Aim:
From the records, pick out and copy each line containing "России".

______________________________

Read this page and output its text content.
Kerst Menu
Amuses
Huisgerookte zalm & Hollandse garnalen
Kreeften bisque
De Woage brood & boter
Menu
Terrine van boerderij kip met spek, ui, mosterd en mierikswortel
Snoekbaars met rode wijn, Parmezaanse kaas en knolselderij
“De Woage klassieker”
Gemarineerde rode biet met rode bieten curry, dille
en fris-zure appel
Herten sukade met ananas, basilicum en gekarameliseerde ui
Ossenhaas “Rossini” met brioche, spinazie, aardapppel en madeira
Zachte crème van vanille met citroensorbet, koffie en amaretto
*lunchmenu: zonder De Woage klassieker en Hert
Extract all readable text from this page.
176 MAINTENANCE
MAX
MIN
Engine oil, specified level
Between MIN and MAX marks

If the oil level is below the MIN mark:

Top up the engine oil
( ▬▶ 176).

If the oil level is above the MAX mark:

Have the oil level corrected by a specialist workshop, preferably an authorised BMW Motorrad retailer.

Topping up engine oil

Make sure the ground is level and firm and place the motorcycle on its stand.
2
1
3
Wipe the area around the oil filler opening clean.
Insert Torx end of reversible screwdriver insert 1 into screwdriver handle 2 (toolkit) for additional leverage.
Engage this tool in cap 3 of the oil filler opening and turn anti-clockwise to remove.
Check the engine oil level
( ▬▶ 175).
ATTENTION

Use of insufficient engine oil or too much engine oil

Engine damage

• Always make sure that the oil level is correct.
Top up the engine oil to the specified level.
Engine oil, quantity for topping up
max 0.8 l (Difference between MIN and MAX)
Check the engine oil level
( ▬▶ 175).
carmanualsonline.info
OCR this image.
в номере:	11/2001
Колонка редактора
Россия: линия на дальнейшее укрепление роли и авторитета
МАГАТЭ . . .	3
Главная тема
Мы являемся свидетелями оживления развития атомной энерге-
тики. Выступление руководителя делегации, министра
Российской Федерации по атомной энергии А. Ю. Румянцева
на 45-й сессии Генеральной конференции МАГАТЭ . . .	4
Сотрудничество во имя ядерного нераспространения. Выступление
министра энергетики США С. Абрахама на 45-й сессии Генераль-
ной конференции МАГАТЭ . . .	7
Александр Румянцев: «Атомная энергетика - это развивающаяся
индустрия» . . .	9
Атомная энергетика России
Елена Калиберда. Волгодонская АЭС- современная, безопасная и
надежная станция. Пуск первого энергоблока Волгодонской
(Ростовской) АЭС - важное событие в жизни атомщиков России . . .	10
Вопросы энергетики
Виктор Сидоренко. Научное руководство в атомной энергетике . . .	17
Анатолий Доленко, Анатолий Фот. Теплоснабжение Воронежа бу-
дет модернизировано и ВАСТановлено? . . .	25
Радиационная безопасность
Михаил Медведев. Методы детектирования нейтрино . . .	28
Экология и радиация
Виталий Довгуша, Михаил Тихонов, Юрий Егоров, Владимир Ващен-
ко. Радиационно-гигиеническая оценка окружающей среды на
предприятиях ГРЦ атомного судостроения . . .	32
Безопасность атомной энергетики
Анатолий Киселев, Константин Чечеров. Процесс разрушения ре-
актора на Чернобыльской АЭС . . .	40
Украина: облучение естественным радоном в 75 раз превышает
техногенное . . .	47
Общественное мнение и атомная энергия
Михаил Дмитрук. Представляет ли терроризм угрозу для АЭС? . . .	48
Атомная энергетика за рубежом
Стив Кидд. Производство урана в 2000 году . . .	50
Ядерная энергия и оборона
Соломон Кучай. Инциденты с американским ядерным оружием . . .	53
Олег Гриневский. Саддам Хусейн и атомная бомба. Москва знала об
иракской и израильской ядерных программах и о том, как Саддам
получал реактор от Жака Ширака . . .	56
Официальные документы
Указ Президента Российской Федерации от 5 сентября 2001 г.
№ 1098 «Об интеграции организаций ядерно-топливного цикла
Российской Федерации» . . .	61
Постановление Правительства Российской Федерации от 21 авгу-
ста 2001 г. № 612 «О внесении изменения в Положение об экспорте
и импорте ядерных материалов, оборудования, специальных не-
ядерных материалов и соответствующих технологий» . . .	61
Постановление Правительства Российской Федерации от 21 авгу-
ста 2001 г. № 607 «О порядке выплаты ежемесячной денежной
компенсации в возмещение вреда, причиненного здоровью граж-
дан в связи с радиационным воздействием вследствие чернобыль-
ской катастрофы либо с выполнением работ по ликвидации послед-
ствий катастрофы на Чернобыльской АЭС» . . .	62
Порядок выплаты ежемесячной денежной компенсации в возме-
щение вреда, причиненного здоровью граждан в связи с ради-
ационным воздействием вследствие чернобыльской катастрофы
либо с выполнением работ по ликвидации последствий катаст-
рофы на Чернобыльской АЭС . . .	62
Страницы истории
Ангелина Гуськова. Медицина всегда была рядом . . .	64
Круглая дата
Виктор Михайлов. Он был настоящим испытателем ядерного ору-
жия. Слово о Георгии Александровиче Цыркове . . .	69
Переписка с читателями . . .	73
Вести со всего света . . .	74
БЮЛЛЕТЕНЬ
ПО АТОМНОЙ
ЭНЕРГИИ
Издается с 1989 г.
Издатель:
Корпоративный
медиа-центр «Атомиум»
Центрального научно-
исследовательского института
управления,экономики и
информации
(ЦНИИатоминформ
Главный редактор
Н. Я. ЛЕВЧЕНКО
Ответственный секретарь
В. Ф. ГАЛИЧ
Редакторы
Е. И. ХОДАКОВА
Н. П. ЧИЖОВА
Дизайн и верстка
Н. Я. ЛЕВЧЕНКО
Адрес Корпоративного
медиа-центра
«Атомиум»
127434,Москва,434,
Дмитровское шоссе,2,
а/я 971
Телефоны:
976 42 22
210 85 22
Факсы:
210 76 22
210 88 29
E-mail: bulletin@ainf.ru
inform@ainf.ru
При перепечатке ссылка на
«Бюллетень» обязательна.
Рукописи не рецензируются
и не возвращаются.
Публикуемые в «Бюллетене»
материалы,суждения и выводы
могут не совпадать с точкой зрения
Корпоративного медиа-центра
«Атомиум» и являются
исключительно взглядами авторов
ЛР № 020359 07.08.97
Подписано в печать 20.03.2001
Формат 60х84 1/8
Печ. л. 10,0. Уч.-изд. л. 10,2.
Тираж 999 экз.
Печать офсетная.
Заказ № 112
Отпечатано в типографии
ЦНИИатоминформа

______________________________

Full output:
Атомная энергетика России
(Ростовской) АЭС - важное событие в жизни атомщиков России . . .	10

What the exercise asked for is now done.